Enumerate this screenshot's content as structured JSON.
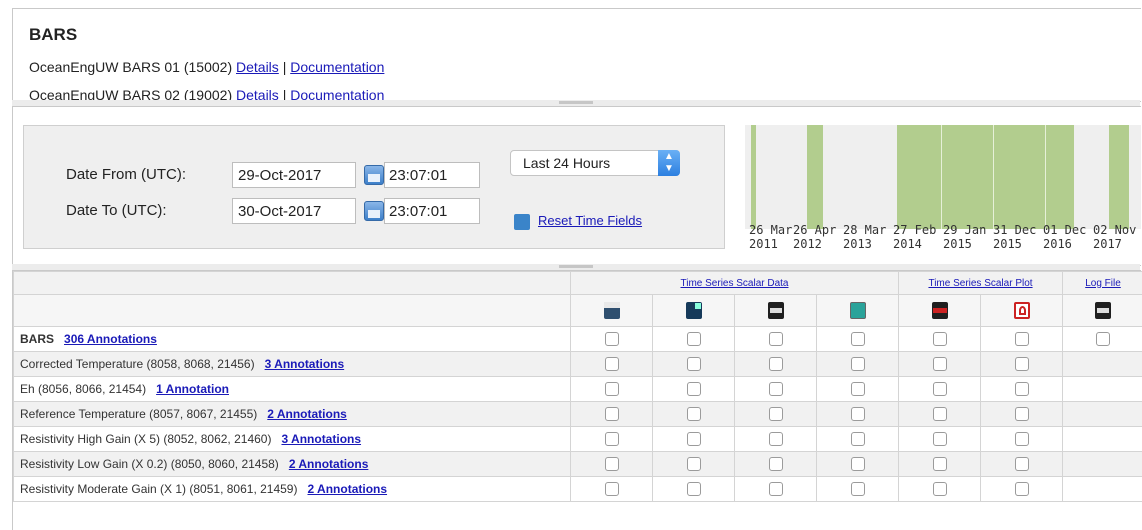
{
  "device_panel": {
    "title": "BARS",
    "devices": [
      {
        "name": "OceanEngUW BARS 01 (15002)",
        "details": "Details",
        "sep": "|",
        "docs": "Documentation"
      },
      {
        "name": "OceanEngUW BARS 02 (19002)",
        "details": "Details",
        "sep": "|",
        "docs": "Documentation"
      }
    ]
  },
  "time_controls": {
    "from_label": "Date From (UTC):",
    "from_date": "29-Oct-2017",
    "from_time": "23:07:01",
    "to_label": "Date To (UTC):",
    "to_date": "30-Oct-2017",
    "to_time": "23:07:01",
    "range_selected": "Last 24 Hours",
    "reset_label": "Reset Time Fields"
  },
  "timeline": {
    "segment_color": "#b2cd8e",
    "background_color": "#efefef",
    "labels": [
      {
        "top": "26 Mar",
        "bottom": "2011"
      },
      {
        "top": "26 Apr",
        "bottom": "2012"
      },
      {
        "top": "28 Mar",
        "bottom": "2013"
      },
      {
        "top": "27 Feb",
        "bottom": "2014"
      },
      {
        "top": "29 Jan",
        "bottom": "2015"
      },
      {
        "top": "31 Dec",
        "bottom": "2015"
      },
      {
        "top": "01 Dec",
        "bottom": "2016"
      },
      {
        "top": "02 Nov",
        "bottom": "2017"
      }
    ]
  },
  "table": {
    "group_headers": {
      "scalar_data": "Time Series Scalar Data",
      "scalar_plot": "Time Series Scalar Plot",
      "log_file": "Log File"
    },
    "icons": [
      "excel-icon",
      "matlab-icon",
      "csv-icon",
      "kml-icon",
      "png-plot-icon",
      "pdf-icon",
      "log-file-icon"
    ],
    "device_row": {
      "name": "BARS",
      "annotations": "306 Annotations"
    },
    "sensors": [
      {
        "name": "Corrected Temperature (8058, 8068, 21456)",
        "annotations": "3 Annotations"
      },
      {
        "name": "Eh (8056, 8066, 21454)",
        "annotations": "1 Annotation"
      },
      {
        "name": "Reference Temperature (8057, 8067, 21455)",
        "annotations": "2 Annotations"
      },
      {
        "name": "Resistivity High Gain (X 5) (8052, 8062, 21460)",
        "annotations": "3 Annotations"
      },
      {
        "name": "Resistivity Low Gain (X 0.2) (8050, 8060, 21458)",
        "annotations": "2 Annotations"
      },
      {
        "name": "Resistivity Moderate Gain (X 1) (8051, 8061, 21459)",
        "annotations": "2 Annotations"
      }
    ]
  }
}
==
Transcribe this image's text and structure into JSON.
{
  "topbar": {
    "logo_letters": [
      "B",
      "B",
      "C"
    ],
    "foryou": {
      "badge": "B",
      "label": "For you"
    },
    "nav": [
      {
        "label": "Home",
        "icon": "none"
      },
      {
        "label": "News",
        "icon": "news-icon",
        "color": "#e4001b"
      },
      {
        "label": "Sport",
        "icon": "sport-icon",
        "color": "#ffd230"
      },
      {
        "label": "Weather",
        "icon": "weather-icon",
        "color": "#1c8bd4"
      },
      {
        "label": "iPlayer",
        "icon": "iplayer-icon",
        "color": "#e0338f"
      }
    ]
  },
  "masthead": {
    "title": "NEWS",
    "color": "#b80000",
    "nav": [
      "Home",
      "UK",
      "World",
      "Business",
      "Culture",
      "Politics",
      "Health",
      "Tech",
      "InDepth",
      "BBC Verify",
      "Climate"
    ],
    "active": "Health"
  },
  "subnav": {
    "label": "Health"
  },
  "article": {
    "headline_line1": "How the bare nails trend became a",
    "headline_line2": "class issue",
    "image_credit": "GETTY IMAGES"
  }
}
==
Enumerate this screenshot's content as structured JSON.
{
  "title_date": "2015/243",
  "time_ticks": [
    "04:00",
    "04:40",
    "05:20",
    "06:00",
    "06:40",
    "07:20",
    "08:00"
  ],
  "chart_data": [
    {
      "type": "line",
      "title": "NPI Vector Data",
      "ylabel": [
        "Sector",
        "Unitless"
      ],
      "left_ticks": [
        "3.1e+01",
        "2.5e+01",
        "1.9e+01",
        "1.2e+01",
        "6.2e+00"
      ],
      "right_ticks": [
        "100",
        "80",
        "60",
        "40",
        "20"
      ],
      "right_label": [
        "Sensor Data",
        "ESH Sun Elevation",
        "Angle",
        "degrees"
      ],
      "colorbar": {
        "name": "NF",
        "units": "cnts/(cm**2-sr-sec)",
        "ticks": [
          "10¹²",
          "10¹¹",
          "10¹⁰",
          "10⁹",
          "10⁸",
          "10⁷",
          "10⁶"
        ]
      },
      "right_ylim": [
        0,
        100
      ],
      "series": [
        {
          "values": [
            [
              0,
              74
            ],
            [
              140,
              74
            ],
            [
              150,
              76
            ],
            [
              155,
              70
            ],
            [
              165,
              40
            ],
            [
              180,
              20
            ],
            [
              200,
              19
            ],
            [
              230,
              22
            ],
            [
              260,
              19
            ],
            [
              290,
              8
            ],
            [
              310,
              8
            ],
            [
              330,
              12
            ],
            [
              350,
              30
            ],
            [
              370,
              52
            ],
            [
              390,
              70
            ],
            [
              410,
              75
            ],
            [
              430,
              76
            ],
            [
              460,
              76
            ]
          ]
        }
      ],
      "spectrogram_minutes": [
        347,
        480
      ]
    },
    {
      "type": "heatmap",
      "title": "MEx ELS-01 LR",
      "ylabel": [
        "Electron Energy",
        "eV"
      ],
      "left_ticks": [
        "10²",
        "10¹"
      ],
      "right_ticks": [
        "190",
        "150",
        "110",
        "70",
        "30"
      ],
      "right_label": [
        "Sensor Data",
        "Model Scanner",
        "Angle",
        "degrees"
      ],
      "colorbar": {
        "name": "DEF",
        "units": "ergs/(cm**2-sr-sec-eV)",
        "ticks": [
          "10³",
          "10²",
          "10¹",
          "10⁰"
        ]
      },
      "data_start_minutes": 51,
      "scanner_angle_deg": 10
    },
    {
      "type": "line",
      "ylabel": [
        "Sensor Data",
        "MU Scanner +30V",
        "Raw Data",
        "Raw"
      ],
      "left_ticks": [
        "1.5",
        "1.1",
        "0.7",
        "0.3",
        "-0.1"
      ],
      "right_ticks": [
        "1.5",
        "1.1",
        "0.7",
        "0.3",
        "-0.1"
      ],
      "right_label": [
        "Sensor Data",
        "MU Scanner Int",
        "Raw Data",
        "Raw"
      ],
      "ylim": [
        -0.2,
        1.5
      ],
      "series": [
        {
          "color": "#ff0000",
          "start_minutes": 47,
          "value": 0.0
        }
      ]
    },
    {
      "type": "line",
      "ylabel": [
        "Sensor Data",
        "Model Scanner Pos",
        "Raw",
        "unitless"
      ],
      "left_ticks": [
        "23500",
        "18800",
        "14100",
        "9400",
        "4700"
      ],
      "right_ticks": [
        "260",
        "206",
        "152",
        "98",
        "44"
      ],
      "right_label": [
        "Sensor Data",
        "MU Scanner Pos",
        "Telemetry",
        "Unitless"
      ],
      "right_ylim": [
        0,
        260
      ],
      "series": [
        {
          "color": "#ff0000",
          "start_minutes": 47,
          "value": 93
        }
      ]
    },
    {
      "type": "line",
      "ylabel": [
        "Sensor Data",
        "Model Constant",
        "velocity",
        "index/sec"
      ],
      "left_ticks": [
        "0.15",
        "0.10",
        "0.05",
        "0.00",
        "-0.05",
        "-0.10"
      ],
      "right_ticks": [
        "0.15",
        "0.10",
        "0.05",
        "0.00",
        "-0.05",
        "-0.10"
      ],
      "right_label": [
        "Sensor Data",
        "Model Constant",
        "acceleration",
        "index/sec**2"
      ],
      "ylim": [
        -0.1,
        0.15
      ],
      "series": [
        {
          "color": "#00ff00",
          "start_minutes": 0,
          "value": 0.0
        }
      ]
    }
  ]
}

- **Exercise task**
Note each line of the entries that has "name" in it, and copy those lines.

- **Solved exercise**
        "name": "OceanEngUW BARS 01 (15002)",
        "name": "OceanEngUW BARS 02 (19002)",
      "name": "BARS",
        "name": "Corrected Temperature (8058, 8068, 21456)",
        "name": "Eh (8056, 8066, 21454)",
        "name": "Reference Temperature (8057, 8067, 21455)",
        "name": "Resistivity High Gain (X 5) (8052, 8062, 21460)",
        "name": "Resistivity Low Gain (X 0.2) (8050, 8060, 21458)",
        "name": "Resistivity Moderate Gain (X 1) (8051, 8061, 21459)",
        "name": "NF",
        "name": "DEF",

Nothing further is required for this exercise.